§ Prompt
Say how many lines of these entries include the word "this", and answer with the number alone.

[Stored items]
━━━━━━

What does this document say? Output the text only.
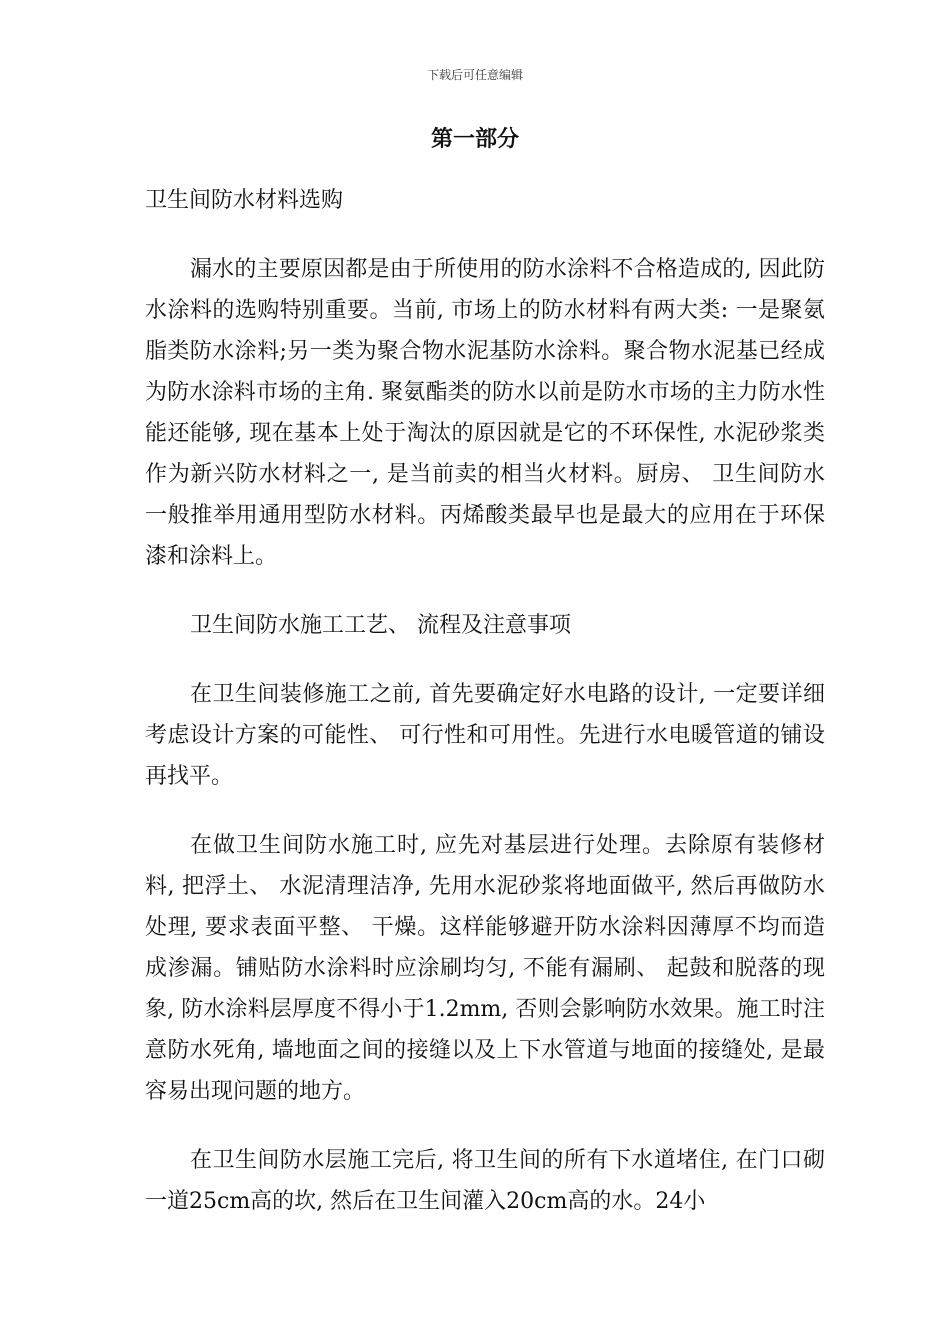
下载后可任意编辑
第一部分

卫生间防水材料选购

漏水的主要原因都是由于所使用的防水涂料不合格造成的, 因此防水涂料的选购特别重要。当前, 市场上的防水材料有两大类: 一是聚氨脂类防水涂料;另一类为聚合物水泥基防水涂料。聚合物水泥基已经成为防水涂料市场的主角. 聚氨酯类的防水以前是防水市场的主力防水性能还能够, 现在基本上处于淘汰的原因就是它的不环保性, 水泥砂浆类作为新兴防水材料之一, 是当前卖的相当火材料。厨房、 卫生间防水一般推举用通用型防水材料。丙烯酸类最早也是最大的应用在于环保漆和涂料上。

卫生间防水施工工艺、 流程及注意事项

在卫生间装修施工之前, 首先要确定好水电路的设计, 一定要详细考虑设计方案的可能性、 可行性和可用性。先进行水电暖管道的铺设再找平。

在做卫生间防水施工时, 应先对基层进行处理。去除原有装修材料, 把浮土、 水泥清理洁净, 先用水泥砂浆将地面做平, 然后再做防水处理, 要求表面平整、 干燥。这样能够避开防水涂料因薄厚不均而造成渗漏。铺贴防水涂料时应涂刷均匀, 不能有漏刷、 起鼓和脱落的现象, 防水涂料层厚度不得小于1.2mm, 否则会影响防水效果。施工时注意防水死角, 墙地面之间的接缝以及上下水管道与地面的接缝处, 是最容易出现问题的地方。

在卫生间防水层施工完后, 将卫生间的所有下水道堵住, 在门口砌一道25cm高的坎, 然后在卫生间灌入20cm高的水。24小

━━━━━━

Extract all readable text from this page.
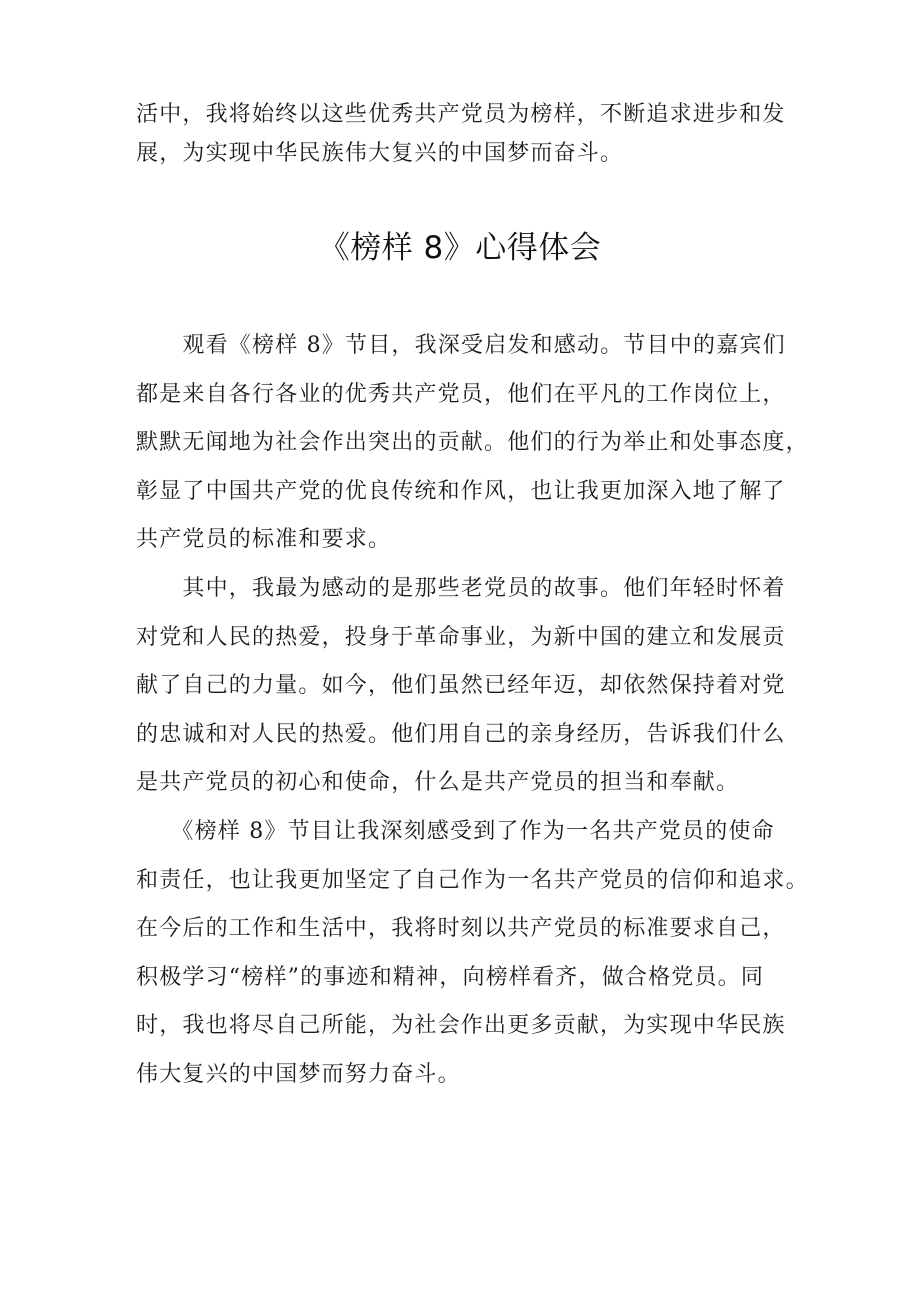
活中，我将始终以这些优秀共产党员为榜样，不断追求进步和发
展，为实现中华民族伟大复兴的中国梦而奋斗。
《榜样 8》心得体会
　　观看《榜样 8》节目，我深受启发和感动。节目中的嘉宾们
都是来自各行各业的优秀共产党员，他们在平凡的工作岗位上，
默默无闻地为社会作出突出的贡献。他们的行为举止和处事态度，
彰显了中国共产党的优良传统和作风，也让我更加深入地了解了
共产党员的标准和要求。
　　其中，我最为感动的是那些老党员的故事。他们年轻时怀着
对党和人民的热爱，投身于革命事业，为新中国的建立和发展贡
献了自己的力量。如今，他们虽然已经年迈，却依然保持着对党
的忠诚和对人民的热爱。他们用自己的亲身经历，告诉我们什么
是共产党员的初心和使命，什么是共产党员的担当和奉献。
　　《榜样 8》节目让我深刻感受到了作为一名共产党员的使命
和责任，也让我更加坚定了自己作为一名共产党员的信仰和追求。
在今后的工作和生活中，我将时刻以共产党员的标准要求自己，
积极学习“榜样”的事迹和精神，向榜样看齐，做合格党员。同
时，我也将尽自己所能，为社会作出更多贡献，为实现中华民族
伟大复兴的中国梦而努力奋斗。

━━━━━━

§ Exercise output
2